(Entries from a dataset)
● ● ● ● ●

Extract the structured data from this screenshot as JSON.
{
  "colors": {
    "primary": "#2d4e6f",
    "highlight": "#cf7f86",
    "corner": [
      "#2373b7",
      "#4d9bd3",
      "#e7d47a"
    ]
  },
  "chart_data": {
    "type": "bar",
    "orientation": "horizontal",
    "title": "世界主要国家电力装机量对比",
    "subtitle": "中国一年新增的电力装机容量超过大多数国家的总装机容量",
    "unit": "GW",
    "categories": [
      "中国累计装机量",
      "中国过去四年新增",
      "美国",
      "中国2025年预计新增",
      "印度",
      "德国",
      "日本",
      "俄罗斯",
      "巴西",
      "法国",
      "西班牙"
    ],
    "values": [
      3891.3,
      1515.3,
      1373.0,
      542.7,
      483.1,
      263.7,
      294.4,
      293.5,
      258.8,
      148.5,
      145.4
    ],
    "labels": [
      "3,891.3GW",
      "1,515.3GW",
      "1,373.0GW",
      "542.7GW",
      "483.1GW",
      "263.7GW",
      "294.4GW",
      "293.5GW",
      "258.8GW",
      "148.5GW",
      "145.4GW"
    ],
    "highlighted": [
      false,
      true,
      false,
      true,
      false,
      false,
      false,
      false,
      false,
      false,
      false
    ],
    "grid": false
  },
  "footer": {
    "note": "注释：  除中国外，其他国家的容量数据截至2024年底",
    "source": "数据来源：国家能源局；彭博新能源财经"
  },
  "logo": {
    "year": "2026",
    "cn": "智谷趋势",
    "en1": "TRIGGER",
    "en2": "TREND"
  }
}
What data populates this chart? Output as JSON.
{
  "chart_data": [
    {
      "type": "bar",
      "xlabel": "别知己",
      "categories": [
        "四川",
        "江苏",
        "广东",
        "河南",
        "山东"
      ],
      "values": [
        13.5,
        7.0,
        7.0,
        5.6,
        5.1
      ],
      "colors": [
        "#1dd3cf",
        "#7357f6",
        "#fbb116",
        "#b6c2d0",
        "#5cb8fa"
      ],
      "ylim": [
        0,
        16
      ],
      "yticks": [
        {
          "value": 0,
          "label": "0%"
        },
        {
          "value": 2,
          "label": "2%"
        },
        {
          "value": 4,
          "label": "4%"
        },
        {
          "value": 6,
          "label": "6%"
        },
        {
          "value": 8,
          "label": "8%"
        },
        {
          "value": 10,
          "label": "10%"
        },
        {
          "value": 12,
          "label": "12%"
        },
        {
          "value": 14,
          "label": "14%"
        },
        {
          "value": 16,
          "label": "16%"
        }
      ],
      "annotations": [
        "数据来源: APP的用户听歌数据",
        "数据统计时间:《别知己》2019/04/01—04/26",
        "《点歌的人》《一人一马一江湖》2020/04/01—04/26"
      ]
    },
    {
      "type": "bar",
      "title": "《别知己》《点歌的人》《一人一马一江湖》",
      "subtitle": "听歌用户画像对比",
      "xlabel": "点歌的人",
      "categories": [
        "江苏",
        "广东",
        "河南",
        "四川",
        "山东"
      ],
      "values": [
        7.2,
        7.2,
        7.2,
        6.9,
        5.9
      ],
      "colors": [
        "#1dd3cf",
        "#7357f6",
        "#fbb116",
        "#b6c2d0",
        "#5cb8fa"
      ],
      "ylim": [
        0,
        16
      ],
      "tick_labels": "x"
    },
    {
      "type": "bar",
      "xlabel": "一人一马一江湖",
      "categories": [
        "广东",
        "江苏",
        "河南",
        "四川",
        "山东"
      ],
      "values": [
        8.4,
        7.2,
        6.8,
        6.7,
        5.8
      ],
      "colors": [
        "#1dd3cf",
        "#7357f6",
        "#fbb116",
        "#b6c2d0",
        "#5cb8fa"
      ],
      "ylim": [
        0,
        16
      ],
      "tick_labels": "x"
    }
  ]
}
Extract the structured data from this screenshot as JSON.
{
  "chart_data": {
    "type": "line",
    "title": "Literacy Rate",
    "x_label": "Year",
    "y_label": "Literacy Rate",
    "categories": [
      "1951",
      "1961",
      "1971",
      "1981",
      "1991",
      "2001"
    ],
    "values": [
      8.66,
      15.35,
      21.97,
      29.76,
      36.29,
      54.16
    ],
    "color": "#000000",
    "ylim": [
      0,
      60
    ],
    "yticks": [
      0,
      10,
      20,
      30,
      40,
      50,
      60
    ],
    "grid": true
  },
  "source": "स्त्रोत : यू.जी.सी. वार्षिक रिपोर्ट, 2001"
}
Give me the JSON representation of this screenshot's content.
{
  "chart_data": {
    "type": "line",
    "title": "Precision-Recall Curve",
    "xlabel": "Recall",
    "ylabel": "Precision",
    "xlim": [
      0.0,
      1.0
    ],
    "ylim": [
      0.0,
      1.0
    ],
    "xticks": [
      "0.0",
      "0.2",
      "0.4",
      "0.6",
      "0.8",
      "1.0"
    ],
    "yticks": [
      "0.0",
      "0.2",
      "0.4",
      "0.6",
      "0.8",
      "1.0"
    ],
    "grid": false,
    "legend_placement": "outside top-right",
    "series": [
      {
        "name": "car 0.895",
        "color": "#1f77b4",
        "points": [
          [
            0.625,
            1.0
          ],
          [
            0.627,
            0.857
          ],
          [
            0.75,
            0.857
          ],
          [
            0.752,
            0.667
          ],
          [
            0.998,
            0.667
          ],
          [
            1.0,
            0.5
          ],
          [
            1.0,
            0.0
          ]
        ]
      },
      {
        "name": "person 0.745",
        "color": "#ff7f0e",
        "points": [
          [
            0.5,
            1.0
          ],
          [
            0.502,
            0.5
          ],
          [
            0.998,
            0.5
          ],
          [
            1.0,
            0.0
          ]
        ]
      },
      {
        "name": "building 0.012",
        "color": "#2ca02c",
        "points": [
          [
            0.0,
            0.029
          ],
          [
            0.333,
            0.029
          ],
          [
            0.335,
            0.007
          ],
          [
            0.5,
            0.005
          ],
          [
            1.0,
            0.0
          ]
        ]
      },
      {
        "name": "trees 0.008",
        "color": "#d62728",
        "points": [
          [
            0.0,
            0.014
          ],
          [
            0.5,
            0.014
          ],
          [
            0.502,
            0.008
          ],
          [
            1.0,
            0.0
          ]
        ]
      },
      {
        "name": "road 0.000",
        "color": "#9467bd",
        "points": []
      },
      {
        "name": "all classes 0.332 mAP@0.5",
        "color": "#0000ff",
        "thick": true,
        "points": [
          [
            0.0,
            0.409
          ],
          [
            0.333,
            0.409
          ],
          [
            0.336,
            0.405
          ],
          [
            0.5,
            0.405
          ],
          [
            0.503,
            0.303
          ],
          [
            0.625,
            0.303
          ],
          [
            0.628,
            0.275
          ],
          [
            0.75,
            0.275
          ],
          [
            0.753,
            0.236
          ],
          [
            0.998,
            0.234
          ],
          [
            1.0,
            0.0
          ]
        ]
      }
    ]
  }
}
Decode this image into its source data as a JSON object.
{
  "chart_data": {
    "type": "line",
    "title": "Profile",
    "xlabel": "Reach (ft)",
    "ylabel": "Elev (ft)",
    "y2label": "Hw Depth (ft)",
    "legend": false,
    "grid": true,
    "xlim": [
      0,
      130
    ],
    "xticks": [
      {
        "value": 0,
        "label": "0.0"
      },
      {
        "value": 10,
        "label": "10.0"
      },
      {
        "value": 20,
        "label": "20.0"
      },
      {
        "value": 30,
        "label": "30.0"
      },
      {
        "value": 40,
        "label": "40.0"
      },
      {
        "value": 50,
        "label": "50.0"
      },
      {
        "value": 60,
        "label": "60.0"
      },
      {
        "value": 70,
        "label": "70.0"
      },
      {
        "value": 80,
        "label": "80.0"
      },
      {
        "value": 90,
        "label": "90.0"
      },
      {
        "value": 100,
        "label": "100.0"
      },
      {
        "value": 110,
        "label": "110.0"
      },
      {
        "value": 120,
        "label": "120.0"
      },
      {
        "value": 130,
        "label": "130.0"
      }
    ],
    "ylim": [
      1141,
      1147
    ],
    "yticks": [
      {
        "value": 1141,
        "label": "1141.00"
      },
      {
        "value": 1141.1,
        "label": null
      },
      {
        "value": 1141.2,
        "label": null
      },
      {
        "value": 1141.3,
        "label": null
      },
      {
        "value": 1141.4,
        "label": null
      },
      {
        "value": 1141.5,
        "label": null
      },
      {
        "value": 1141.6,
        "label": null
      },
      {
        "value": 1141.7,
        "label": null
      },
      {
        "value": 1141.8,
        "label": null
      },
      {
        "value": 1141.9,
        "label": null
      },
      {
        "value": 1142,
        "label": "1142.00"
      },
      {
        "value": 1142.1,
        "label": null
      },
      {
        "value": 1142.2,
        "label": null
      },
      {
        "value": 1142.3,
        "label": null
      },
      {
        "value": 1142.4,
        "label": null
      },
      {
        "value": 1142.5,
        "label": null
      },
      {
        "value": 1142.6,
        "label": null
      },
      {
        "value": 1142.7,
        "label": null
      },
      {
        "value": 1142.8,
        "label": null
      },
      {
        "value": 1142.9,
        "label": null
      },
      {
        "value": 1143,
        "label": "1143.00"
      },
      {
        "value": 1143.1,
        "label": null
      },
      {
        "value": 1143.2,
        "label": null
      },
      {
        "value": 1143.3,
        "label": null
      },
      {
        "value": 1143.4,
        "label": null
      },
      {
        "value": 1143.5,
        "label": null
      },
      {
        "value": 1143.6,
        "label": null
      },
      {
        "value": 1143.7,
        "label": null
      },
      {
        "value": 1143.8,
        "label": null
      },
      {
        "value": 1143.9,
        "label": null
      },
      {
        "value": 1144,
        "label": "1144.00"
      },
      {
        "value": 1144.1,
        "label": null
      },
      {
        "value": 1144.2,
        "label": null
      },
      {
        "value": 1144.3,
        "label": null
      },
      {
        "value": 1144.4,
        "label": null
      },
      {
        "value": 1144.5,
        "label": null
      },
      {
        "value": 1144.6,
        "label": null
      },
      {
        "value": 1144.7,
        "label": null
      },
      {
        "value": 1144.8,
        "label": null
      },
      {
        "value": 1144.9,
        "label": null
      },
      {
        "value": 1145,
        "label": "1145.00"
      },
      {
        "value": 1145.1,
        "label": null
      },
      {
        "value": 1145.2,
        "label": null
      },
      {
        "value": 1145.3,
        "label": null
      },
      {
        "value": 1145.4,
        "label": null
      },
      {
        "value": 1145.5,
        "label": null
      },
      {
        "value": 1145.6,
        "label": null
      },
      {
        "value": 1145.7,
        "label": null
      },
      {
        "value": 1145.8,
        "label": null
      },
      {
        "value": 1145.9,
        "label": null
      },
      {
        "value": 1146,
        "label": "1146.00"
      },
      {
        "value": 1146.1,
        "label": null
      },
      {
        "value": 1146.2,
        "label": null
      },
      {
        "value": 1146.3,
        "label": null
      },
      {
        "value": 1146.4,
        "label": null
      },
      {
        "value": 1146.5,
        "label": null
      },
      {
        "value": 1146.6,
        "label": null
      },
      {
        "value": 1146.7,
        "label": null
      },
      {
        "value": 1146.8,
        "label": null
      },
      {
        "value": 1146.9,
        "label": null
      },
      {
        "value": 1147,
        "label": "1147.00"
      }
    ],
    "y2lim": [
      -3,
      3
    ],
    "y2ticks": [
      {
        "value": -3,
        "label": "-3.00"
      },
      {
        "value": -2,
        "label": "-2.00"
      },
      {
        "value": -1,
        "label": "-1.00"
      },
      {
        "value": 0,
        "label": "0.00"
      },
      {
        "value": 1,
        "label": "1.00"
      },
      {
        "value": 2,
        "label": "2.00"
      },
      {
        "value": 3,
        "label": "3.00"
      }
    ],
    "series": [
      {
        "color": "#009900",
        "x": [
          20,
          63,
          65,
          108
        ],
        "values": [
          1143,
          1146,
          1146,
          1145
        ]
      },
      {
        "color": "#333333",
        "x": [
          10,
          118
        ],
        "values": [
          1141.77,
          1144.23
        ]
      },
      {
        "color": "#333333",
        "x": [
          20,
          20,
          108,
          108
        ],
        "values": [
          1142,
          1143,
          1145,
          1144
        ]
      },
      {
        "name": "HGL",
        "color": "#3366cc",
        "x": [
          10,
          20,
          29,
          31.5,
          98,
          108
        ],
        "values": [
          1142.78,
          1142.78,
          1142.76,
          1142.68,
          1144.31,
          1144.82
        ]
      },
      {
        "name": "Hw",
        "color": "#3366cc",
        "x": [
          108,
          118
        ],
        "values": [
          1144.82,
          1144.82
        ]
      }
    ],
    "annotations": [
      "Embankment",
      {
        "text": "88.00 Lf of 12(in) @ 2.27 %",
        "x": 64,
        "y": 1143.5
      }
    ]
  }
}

● ● ● ● ●

### [Exercise task]
Which lines contain the word "Recall"? Copy each one.

### [Reply to the task]
    "title": "Precision-Recall Curve",
    "xlabel": "Recall",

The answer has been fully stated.